Coda File System

Re: codasrv crash on netbsd/sparc64 3.0

From: Sean Caron <caron.sean_at_gmail.com>
Date: Tue, 25 Apr 2006 10:43:49 -0400
Hi Greg,

Please see embedded comments.

On 4/25/06, Greg Troxel <gdt_at_ir.bbn.com> wrote:
>
> Hmm.  I would think, given that you're running a 32-bit kernel
> (presumably you are running the SUN4U kernel from NetBSD/sparc and
> NetBSD/sparc userland) that you essentially see the same behavior as
> on NetBSD/sparc.  I've run venus on that platform, but not codasrv.



This is yes, the NetBSD/sparc 3.0 userland sets plus, I took the
GENERIC_SUN4U
kernel from NetBSD/sparc, patched it to fix DEFPA FDDI on SPARC, and rebuilt
it.


I would guess you installed most dependencies from pkgsrc, and then
> compiled lwp/rpc2/rvm/coda.  Is that right?



I actually installed everything manually -- downloaded source packages of
gnu make
3.80, autoconf 2.59, automake 1.9.6, libtool 1.5.8, readline 5.1, m4 1.4.

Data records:
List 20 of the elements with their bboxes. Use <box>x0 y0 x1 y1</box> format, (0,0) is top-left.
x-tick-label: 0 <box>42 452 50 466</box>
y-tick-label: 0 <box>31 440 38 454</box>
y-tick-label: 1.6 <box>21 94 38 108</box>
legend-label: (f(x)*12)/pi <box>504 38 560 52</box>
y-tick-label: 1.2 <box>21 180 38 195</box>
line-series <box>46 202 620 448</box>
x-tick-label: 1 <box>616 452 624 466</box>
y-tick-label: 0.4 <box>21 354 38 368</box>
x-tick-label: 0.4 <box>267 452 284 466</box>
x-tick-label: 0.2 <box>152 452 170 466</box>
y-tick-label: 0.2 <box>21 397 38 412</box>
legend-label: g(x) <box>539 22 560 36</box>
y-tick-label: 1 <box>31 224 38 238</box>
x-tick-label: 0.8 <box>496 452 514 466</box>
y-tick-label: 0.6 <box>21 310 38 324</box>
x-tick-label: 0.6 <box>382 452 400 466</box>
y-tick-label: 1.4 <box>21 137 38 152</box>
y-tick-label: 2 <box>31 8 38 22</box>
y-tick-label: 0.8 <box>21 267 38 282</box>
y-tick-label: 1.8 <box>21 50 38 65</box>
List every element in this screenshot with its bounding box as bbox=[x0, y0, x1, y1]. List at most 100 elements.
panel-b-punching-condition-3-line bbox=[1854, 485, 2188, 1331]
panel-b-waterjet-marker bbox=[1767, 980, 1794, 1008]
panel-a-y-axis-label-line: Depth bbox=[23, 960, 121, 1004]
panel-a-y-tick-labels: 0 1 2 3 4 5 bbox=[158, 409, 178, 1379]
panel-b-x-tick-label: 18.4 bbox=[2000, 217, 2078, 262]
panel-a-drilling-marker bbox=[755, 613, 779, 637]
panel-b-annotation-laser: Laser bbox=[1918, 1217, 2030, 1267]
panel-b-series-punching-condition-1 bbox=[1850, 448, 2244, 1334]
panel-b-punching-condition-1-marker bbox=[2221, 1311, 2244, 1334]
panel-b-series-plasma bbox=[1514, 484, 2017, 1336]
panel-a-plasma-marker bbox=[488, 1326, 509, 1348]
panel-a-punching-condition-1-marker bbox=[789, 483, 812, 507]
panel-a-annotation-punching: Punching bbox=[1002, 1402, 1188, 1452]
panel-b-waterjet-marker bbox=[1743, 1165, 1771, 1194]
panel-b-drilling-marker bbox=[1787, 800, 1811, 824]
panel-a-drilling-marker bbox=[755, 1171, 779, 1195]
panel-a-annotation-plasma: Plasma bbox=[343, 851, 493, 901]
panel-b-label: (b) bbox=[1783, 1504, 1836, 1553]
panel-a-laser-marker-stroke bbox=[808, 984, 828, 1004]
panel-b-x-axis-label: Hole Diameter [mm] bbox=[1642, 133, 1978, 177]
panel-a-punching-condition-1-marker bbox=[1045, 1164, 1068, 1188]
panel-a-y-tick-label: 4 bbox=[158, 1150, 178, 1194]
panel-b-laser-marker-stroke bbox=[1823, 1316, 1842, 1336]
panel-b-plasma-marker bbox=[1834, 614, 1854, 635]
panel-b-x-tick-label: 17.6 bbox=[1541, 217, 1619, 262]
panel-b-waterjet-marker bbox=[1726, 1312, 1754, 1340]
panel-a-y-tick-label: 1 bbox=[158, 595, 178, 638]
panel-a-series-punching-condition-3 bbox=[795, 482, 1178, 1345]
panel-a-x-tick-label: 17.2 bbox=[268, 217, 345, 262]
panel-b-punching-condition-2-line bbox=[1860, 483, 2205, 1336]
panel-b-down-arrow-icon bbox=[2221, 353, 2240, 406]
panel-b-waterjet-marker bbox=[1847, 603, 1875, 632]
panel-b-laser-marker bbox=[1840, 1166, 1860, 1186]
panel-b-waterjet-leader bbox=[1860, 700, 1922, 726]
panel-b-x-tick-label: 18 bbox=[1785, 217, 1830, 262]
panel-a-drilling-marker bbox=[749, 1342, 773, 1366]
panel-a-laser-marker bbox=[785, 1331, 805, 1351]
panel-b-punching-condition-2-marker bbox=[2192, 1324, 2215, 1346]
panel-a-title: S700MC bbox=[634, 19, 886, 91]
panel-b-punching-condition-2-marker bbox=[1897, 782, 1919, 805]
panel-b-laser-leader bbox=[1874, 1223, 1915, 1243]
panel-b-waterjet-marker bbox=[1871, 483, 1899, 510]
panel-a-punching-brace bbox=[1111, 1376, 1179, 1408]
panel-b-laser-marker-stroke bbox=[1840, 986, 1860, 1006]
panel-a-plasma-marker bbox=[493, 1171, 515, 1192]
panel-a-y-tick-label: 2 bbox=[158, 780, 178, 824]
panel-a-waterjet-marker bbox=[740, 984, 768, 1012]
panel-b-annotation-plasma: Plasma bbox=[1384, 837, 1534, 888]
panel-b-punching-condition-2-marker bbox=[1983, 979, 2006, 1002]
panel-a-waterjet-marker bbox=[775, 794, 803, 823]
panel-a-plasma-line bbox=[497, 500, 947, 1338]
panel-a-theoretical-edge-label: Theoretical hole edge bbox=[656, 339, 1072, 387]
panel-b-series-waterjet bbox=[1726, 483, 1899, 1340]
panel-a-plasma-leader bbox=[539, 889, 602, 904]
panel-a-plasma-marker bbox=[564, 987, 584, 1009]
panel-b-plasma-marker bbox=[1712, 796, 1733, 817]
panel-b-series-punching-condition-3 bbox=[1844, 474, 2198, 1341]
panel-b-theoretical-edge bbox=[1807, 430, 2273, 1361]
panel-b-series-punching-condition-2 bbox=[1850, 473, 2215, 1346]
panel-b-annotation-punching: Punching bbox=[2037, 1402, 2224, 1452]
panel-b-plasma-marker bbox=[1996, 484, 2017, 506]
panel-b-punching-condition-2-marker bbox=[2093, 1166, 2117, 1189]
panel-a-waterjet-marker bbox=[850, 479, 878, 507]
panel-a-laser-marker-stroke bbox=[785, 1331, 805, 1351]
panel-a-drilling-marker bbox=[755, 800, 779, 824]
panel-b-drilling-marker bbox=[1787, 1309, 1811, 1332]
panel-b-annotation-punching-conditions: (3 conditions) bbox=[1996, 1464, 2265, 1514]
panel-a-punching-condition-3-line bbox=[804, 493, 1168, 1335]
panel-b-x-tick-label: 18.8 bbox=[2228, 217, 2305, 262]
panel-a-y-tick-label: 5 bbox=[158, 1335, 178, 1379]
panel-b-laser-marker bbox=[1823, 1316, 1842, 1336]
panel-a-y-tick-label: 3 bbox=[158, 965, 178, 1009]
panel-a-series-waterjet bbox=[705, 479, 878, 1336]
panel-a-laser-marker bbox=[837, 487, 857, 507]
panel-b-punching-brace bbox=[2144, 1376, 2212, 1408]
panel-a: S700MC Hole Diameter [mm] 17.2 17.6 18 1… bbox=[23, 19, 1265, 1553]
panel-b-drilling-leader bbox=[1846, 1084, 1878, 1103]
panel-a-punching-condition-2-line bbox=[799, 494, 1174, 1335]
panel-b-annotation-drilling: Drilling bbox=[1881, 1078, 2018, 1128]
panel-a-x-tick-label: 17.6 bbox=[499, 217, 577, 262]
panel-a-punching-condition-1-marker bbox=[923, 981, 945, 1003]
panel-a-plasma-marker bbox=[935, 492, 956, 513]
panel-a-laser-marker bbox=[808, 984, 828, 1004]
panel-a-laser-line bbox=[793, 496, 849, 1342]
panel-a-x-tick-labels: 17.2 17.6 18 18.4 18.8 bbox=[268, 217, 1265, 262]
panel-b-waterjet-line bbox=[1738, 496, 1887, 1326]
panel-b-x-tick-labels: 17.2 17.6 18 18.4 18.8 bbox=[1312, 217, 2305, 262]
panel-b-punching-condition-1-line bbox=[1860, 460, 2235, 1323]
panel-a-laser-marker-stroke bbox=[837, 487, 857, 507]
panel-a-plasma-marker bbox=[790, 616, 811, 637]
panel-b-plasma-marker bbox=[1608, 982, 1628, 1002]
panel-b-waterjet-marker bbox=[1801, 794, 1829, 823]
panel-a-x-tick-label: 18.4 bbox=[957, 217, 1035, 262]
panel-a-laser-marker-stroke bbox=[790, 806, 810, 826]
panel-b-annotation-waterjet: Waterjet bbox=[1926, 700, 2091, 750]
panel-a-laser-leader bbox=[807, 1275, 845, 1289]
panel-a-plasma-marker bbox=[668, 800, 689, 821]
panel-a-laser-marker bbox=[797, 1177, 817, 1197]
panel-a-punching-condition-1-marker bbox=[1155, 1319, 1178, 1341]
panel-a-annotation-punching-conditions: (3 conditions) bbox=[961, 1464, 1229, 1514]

_Exercise_
Continue the mailing-list reply about the codasrv crash on NetBSD/sparc64, starting right after its last sentence.

_Expected answer_
did the usual
./configure;make;make install routine for well-behaved programs. everything
built fine
with no errors & i've used the tools to build other software packages e.g.
SSH, BIND,
Apache

I then compiled lwp 2.1, rvm 1.11, and rpc2 1.28 from source as well using
the same
./configure;make;make install methodology -- no show stopping errors, no
wierd flags
passed to configure.


It could be that your problem is not because of using sparc.



I hope so! I run into some wierd snags with my SPARC machines that x86 users
probably don't heave to deal with, so to not have it be an
architecture-specific issue
for once would be always refreshing. :)

In gdb, after attaching, do "bt" to get a stack backtrace.  Then do
> "up" to move to where the signal was, and there "i frame" and "list".



Done! Here's the data:

(gdb) bt
#0  0x403bc3a0 in sleep () from /usr/local/lib/libc.so.12
#1  0x0008f2a8 in coda_assert (
    pred=0xf9e <Error reading address 0xf9e: Invalid argument>,
    file=0x94518 "srv.cc", line=302) at coda_assert.c:46
#2  0x00013c64 in zombie(int) (sig=3998) at srv.cc:302
#3  <signal handler called>

(gdb) up
#1  0x0008f2a8 in coda_assert (
    pred=0xf9e <Error reading address 0xf9e: Invalid argument>,
    file=0x94518 "srv.cc", line=302) at coda_assert.c:46
46                   sleep(1);
Current language:  auto; currently c

(gdb) i frame
Stack level 1, frame at 0xffffc250:
 pc = 0x8f2a8 in coda_assert (coda_assert.c:46); saved pc 0x13c64
 called by frame at 0xffffc2f8, caller of frame at 0xffffc1e8
 source language c.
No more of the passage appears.